(Collected data)
....................

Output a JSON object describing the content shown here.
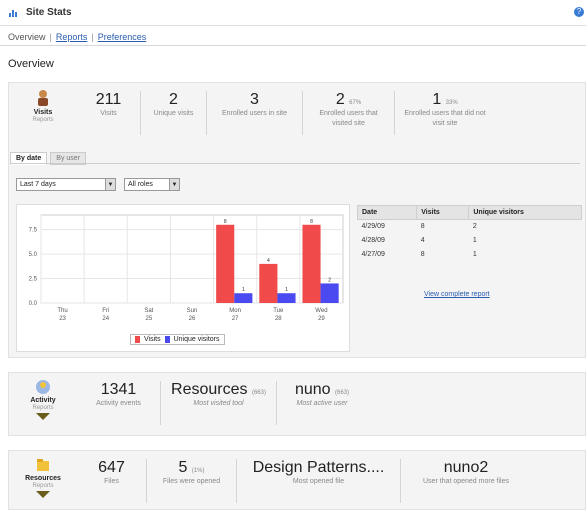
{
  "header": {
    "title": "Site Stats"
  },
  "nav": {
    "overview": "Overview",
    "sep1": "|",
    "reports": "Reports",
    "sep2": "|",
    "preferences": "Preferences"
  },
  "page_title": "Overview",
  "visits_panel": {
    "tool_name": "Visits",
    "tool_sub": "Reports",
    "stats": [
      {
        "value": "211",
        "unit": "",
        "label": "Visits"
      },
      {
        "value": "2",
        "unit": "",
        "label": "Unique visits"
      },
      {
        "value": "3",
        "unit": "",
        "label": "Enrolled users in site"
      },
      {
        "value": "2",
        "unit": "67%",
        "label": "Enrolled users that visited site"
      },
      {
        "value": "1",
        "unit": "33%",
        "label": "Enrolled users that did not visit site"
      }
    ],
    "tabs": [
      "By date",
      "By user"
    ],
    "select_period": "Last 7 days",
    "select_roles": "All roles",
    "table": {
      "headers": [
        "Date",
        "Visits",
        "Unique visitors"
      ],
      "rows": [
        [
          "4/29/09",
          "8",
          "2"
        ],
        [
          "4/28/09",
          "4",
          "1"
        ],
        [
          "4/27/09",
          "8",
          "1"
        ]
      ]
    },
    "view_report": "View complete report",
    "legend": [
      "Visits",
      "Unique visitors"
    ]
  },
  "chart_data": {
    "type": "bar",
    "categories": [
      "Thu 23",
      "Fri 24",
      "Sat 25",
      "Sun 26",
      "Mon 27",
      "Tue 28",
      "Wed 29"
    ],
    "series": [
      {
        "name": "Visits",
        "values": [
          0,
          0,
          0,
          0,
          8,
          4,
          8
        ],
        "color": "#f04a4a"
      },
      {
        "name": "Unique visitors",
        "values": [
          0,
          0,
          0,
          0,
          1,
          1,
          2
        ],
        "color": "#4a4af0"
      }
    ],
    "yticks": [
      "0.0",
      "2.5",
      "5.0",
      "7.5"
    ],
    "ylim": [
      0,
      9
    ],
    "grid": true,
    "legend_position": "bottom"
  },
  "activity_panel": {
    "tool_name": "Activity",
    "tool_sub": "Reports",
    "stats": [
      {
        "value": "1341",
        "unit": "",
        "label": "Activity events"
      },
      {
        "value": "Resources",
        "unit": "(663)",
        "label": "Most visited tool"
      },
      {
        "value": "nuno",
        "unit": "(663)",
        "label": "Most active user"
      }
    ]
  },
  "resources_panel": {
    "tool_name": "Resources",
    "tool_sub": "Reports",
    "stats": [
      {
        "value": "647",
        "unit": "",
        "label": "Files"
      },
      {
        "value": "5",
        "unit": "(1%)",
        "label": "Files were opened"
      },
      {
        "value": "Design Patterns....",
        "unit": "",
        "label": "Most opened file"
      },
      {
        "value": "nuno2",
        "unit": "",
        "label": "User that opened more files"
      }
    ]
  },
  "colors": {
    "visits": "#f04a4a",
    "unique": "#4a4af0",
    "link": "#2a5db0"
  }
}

....................

**Problem to solve:** Pull out all lines in the data above that include "Overview".

**Full output:**
    "overview": "Overview",
  "page_title": "Overview",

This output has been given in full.